→ **Task details**
Check every line below for the word "στοὺς" and show those that hold it.
═══
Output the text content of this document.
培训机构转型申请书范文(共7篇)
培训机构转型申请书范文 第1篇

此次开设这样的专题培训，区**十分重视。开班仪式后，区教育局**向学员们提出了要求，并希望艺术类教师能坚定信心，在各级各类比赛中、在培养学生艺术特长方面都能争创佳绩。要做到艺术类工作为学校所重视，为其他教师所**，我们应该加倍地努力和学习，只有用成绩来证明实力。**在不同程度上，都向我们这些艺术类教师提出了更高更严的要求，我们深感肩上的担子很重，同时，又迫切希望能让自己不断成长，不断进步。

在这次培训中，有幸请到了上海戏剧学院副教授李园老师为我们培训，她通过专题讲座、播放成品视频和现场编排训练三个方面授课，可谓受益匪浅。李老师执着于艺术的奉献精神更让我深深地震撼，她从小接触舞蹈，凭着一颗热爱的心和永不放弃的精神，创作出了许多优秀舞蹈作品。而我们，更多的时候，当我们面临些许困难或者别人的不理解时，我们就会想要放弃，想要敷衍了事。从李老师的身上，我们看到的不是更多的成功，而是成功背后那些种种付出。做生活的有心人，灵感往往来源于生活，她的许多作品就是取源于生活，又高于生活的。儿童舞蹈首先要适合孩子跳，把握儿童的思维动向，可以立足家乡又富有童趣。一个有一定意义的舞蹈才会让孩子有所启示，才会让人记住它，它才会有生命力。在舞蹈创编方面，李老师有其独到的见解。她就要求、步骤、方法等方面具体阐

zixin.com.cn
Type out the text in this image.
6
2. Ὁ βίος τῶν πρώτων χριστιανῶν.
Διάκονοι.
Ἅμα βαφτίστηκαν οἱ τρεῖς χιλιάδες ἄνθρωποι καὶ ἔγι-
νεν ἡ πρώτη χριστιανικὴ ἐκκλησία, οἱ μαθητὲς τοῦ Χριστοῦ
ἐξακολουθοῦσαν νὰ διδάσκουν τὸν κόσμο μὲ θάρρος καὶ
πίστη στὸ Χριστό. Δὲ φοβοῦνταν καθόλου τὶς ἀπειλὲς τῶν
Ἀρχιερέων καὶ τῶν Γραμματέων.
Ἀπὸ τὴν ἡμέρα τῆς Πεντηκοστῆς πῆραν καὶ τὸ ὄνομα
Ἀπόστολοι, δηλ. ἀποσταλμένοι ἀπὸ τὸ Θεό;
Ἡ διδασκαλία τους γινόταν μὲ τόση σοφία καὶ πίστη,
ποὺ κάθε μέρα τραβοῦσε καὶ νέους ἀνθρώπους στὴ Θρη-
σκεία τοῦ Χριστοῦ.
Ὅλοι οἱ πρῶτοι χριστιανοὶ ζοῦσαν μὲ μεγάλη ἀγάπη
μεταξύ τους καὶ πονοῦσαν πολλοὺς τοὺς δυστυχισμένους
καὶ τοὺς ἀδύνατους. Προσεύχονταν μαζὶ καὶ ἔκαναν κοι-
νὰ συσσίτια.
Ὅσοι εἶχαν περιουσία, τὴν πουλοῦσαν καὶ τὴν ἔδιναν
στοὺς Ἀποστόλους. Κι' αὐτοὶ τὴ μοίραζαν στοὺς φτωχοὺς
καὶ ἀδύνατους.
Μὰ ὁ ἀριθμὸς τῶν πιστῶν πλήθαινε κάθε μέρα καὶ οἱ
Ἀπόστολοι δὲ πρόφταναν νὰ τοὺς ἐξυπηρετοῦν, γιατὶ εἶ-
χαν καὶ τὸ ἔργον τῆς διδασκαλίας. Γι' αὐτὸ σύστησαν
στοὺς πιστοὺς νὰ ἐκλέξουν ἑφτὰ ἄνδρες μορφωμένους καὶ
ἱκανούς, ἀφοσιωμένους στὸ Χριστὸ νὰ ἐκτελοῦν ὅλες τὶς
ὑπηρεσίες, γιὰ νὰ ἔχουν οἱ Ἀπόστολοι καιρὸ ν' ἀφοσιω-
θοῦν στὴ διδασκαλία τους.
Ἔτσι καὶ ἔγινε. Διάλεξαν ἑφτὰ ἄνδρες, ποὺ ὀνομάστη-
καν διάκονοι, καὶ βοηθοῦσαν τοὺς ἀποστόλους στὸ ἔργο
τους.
═══
→ **Solution**
στοὺς Ἀποστόλους. Κι' αὐτοὶ τὴ μοίραζαν στοὺς φτωχοὺς
στοὺς πιστοὺς νὰ ἐκλέξουν ἑφτὰ ἄνδρες μορφωμένους καὶ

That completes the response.